Stored entries:
------------------------------------------------
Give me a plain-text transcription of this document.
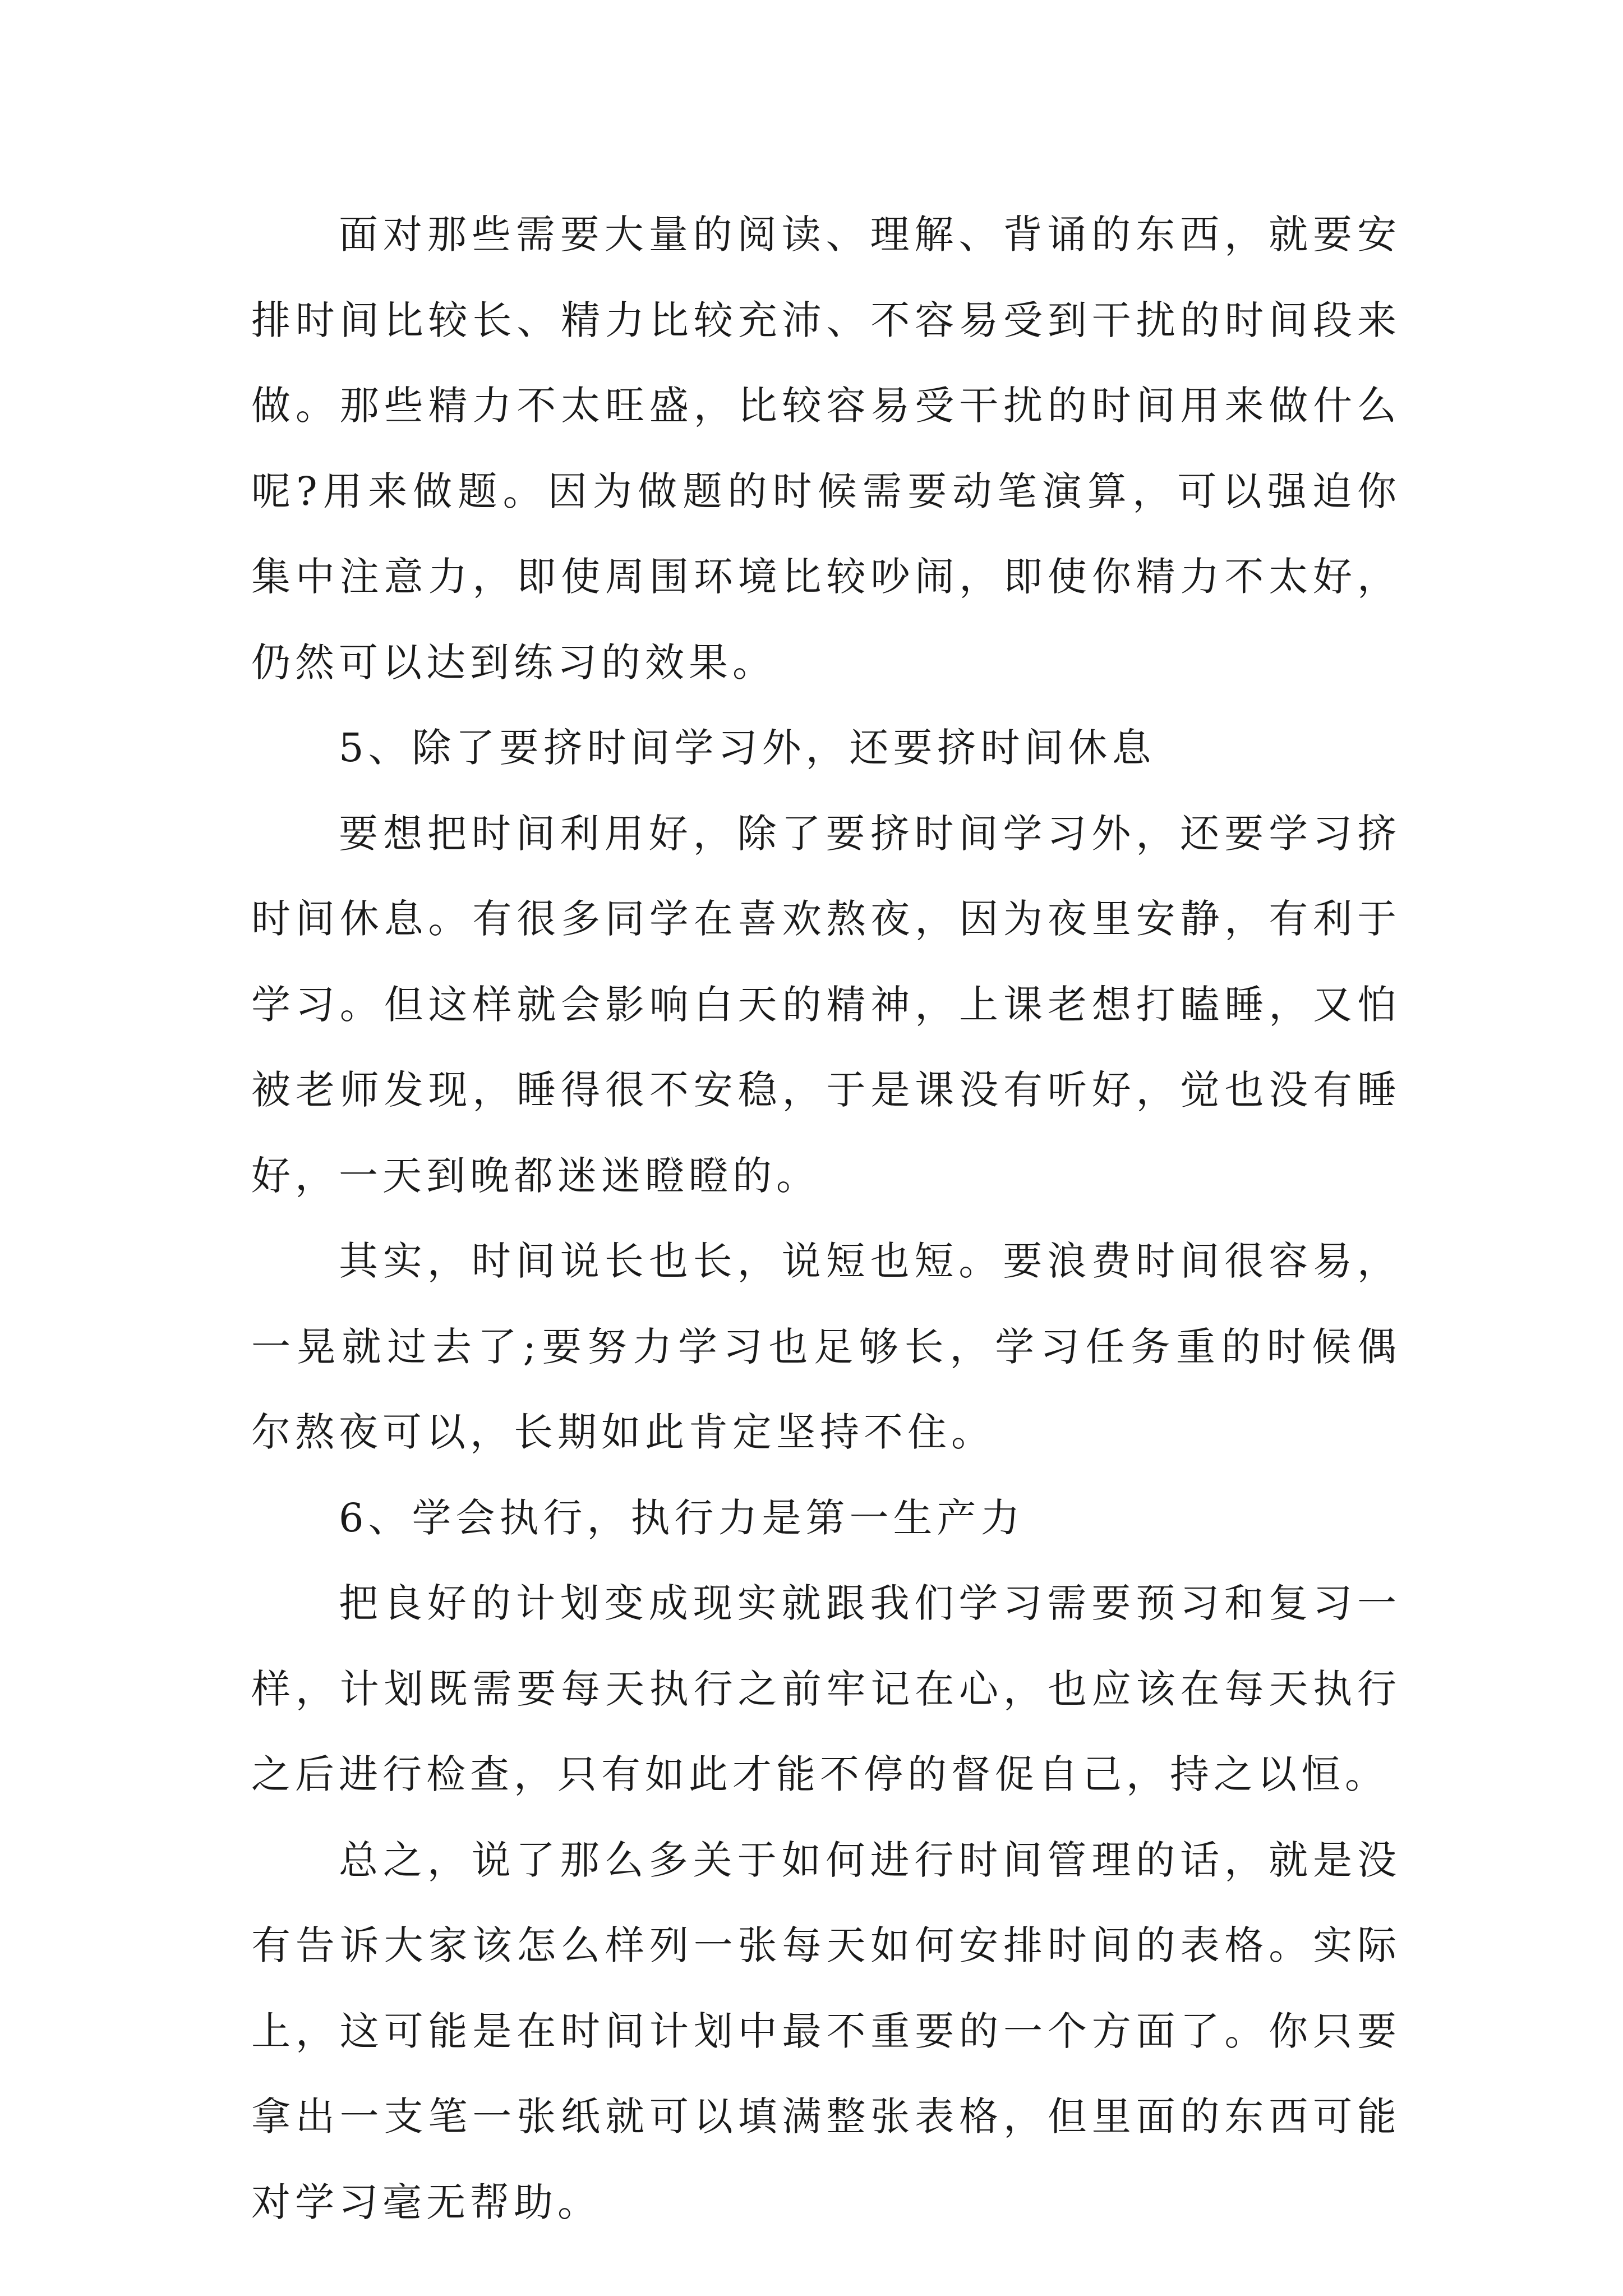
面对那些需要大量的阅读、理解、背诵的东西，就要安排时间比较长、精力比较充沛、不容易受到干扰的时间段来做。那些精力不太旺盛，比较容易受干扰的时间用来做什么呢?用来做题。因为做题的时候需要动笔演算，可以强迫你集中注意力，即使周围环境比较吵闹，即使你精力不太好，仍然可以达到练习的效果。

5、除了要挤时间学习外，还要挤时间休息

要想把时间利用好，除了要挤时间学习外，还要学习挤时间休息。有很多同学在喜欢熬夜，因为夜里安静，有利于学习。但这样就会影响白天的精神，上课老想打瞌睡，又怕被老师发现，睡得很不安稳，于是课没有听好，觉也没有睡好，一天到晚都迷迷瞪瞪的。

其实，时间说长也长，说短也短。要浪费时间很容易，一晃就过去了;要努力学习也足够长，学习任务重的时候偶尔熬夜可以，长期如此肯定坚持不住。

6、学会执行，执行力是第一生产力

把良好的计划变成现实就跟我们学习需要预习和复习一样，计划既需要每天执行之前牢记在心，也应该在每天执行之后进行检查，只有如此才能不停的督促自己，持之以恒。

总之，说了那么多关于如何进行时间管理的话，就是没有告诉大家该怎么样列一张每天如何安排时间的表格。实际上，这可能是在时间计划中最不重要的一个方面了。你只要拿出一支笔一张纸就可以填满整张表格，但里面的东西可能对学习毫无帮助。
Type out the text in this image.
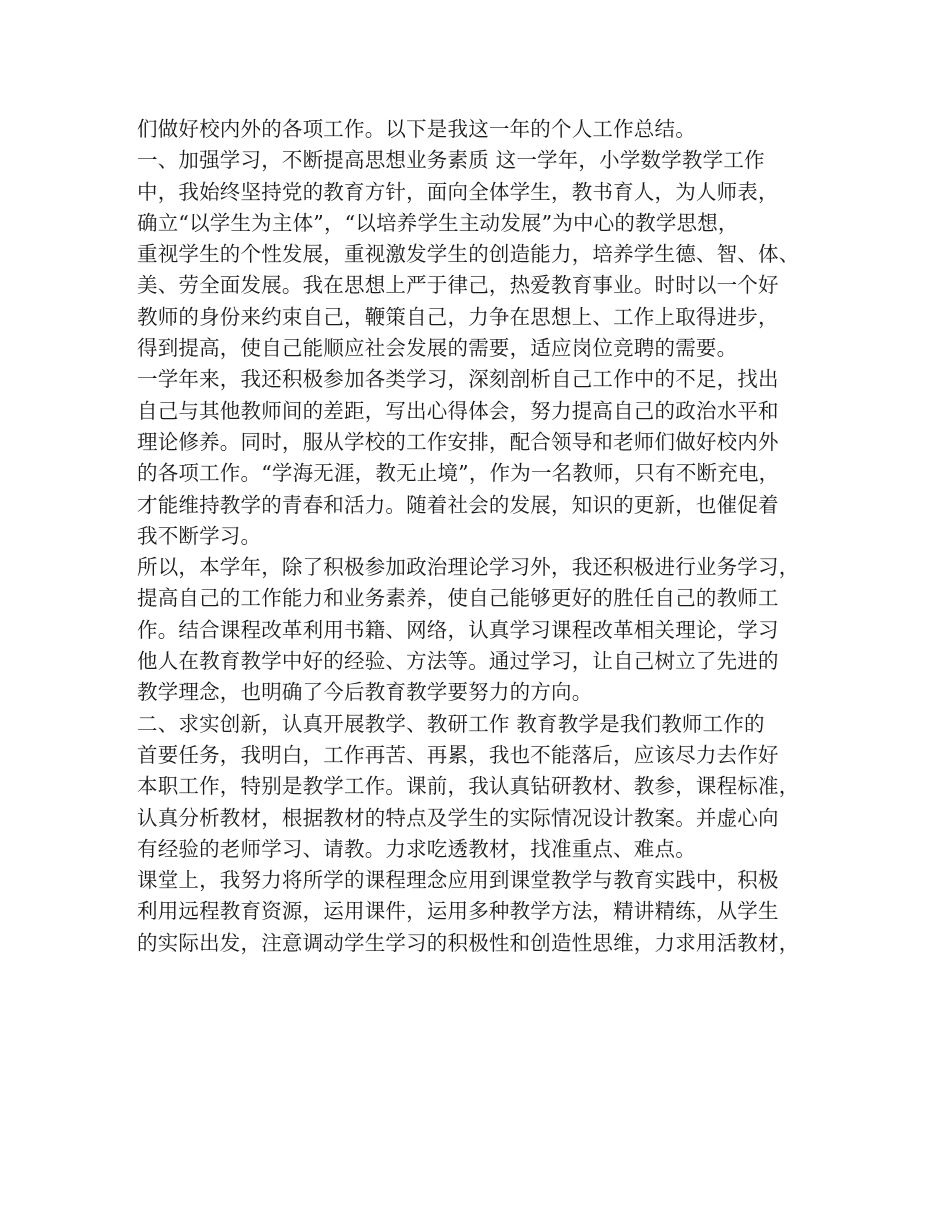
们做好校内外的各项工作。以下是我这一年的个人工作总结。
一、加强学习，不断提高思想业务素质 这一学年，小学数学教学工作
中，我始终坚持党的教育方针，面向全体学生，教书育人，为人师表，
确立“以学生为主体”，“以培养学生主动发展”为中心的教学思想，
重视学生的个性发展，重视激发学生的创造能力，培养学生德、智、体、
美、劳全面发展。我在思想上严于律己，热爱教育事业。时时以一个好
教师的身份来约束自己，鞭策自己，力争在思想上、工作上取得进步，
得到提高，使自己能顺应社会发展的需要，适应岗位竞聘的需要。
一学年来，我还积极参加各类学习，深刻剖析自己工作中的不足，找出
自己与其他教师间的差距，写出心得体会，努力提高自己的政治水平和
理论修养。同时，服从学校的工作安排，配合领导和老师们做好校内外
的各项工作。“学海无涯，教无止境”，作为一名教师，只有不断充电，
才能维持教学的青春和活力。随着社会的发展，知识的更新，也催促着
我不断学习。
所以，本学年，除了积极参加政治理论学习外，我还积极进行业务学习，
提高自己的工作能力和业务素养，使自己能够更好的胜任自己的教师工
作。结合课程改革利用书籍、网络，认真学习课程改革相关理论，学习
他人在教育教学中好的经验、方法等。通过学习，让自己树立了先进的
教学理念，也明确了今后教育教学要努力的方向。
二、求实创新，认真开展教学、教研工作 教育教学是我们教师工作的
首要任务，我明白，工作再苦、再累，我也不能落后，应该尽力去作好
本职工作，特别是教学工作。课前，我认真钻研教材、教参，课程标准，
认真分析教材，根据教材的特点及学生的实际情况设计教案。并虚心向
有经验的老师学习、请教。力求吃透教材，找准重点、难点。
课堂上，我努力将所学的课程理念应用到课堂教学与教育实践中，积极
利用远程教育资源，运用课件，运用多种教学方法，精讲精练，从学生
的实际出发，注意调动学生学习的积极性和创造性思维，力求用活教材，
------------------------------------------------
Restate word for word only the lines from the one with "Type out the text in this image." through the last line of the material, both included. Any picture should be left out.

Type out the text in this image.
们做好校内外的各项工作。以下是我这一年的个人工作总结。
一、加强学习，不断提高思想业务素质 这一学年，小学数学教学工作
中，我始终坚持党的教育方针，面向全体学生，教书育人，为人师表，
确立“以学生为主体”，“以培养学生主动发展”为中心的教学思想，
重视学生的个性发展，重视激发学生的创造能力，培养学生德、智、体、
美、劳全面发展。我在思想上严于律己，热爱教育事业。时时以一个好
教师的身份来约束自己，鞭策自己，力争在思想上、工作上取得进步，
得到提高，使自己能顺应社会发展的需要，适应岗位竞聘的需要。
一学年来，我还积极参加各类学习，深刻剖析自己工作中的不足，找出
自己与其他教师间的差距，写出心得体会，努力提高自己的政治水平和
理论修养。同时，服从学校的工作安排，配合领导和老师们做好校内外
的各项工作。“学海无涯，教无止境”，作为一名教师，只有不断充电，
才能维持教学的青春和活力。随着社会的发展，知识的更新，也催促着
我不断学习。
所以，本学年，除了积极参加政治理论学习外，我还积极进行业务学习，
提高自己的工作能力和业务素养，使自己能够更好的胜任自己的教师工
作。结合课程改革利用书籍、网络，认真学习课程改革相关理论，学习
他人在教育教学中好的经验、方法等。通过学习，让自己树立了先进的
教学理念，也明确了今后教育教学要努力的方向。
二、求实创新，认真开展教学、教研工作 教育教学是我们教师工作的
首要任务，我明白，工作再苦、再累，我也不能落后，应该尽力去作好
本职工作，特别是教学工作。课前，我认真钻研教材、教参，课程标准，
认真分析教材，根据教材的特点及学生的实际情况设计教案。并虚心向
有经验的老师学习、请教。力求吃透教材，找准重点、难点。
课堂上，我努力将所学的课程理念应用到课堂教学与教育实践中，积极
利用远程教育资源，运用课件，运用多种教学方法，精讲精练，从学生
的实际出发，注意调动学生学习的积极性和创造性思维，力求用活教材，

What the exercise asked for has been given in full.